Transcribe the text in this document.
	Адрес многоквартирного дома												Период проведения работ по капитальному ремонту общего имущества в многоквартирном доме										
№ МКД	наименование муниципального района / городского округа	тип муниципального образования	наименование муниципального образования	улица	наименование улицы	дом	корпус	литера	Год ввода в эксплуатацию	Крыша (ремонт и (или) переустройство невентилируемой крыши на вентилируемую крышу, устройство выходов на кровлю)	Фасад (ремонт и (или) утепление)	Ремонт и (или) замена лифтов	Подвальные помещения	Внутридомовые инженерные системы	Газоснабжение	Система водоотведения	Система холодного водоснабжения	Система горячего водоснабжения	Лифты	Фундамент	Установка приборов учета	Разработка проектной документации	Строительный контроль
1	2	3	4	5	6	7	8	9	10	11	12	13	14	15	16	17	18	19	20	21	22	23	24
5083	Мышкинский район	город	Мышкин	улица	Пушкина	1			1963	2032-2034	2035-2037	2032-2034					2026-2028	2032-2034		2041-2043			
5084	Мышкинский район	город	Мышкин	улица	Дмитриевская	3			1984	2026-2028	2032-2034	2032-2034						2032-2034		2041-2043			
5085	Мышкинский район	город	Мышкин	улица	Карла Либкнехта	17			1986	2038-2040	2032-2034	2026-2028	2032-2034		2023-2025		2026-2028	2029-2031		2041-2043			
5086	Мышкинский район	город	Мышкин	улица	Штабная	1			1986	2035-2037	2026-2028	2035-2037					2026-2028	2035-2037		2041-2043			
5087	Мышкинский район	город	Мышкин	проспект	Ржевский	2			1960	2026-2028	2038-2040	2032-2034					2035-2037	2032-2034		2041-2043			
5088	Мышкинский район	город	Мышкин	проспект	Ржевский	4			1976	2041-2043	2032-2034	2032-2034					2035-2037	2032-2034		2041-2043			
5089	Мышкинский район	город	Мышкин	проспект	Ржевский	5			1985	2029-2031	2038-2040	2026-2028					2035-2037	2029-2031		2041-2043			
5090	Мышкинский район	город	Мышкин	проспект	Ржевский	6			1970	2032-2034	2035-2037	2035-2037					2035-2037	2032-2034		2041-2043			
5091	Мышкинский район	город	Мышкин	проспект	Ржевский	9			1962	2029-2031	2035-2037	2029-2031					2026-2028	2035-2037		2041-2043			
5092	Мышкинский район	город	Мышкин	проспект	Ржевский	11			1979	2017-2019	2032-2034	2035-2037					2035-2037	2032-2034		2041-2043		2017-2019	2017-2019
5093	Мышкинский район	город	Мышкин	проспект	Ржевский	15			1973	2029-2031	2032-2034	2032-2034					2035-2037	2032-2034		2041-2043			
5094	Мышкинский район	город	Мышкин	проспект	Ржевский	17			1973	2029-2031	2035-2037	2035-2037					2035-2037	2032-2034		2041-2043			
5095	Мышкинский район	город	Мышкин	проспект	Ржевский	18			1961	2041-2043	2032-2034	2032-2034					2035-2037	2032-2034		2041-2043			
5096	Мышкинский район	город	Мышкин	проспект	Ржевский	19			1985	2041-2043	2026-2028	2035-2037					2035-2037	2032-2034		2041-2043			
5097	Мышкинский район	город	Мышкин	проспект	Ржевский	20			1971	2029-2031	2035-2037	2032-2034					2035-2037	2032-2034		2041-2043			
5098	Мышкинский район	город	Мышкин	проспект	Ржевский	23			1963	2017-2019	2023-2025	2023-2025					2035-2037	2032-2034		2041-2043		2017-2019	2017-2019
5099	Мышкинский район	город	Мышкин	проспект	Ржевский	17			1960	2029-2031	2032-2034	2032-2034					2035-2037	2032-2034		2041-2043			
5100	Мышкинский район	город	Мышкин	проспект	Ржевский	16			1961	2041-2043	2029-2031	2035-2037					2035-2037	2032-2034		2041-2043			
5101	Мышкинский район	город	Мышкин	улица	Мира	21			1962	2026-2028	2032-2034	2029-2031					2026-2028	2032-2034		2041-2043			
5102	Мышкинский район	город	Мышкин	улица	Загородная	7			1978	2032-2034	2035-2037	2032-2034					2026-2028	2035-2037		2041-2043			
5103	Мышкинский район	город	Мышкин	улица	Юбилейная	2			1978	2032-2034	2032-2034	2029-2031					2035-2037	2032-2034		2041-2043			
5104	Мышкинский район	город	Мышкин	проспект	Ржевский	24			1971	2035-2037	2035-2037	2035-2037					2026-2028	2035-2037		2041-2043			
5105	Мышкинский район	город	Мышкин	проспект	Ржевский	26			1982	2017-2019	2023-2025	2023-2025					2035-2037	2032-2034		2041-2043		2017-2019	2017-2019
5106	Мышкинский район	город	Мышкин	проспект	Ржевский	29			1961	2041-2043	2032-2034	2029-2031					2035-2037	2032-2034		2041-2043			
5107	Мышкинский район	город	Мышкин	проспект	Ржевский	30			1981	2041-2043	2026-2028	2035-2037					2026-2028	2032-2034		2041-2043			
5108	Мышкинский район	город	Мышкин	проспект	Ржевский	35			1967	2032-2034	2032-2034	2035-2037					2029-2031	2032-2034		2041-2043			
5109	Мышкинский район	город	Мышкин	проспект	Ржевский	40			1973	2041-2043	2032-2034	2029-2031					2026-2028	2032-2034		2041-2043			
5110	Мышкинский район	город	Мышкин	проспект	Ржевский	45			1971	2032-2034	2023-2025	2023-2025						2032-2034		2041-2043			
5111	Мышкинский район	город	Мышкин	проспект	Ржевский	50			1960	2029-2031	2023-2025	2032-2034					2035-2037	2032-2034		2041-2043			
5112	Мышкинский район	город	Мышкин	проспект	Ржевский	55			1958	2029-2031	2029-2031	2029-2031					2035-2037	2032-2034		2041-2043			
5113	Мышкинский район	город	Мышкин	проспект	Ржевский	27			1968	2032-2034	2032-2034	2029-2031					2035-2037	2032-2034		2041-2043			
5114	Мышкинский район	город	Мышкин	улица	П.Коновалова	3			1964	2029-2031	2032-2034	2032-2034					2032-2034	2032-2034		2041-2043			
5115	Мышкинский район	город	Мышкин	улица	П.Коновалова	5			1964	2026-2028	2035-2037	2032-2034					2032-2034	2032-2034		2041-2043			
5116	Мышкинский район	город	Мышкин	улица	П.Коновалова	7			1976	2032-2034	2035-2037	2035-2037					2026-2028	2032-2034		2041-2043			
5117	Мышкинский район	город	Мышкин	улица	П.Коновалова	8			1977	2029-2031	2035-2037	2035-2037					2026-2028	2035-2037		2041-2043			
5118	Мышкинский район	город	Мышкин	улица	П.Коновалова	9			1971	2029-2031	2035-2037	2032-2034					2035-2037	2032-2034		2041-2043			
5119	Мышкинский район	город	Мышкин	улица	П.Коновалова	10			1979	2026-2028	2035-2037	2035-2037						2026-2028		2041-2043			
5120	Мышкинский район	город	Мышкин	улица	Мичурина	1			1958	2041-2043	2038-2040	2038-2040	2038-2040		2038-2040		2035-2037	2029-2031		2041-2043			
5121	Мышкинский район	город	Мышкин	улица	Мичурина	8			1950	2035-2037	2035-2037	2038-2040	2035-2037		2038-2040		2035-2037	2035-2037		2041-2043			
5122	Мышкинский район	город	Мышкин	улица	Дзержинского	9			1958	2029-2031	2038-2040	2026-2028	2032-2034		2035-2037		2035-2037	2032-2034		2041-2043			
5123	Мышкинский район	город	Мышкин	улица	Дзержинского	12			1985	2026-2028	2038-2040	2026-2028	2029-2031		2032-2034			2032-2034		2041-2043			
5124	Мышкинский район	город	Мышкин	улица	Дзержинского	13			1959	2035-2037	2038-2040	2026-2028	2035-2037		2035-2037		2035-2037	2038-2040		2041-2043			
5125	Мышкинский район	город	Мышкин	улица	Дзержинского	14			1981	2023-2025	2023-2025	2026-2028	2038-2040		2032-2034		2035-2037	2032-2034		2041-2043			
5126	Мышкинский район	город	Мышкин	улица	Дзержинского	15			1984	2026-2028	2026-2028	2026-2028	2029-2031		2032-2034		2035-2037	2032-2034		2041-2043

....

What the task asks => Using the listing above, say how many of its lines contain the string "Мичурина", giving nothing but the figure.

In response => 2